Copy all the material below, exactly as it stands.

........

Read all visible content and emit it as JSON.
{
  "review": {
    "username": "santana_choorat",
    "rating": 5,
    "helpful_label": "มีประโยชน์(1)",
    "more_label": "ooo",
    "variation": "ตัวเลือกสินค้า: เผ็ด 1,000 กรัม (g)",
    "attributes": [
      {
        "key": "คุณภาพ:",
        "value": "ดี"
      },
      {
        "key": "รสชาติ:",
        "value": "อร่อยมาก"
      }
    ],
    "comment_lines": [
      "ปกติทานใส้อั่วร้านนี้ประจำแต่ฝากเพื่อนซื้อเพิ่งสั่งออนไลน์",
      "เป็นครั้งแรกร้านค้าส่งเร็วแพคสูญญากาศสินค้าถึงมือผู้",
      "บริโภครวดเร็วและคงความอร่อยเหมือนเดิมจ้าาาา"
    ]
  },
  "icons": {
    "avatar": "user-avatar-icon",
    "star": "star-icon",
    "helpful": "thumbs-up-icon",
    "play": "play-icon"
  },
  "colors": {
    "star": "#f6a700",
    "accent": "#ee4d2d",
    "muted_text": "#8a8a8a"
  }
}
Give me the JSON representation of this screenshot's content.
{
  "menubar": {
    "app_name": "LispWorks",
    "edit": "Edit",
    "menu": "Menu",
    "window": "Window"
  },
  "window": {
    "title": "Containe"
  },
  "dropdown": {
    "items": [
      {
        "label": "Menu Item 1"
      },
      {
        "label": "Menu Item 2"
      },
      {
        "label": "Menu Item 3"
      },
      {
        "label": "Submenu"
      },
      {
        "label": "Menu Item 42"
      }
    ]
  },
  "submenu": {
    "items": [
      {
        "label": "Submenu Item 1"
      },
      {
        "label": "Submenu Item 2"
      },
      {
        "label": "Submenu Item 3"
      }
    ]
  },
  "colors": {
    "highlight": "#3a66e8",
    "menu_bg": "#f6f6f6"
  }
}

........

→ **Response**
Read all visible content and emit it as JSON.
{
  "review": {
    "username": "santana_choorat",
    "rating": 5,
    "helpful_label": "มีประโยชน์(1)",
    "more_label": "ooo",
    "variation": "ตัวเลือกสินค้า: เผ็ด 1,000 กรัม (g)",
    "attributes": [
      {
        "key": "คุณภาพ:",
        "value": "ดี"
      },
      {
        "key": "รสชาติ:",
        "value": "อร่อยมาก"
      }
    ],
    "comment_lines": [
      "ปกติทานใส้อั่วร้านนี้ประจำแต่ฝากเพื่อนซื้อเพิ่งสั่งออนไลน์",
      "เป็นครั้งแรกร้านค้าส่งเร็วแพคสูญญากาศสินค้าถึงมือผู้",
      "บริโภครวดเร็วและคงความอร่อยเหมือนเดิมจ้าาาา"
    ]
  },
  "icons": {
    "avatar": "user-avatar-icon",
    "star": "star-icon",
    "helpful": "thumbs-up-icon",
    "play": "play-icon"
  },
  "colors": {
    "star": "#f6a700",
    "accent": "#ee4d2d",
    "muted_text": "#8a8a8a"
  }
}
Give me the JSON representation of this screenshot's content.
{
  "menubar": {
    "app_name": "LispWorks",
    "edit": "Edit",
    "menu": "Menu",
    "window": "Window"
  },
  "window": {
    "title": "Containe"
  },
  "dropdown": {
    "items": [
      {
        "label": "Menu Item 1"
      },
      {
        "label": "Menu Item 2"
      },
      {
        "label": "Menu Item 3"
      },
      {
        "label": "Submenu"
      },
      {
        "label": "Menu Item 42"
      }
    ]
  },
  "submenu": {
    "items": [
      {
        "label": "Submenu Item 1"
      },
      {
        "label": "Submenu Item 2"
      },
      {
        "label": "Submenu Item 3"
      }
    ]
  },
  "colors": {
    "highlight": "#3a66e8",
    "menu_bg": "#f6f6f6"
  }
}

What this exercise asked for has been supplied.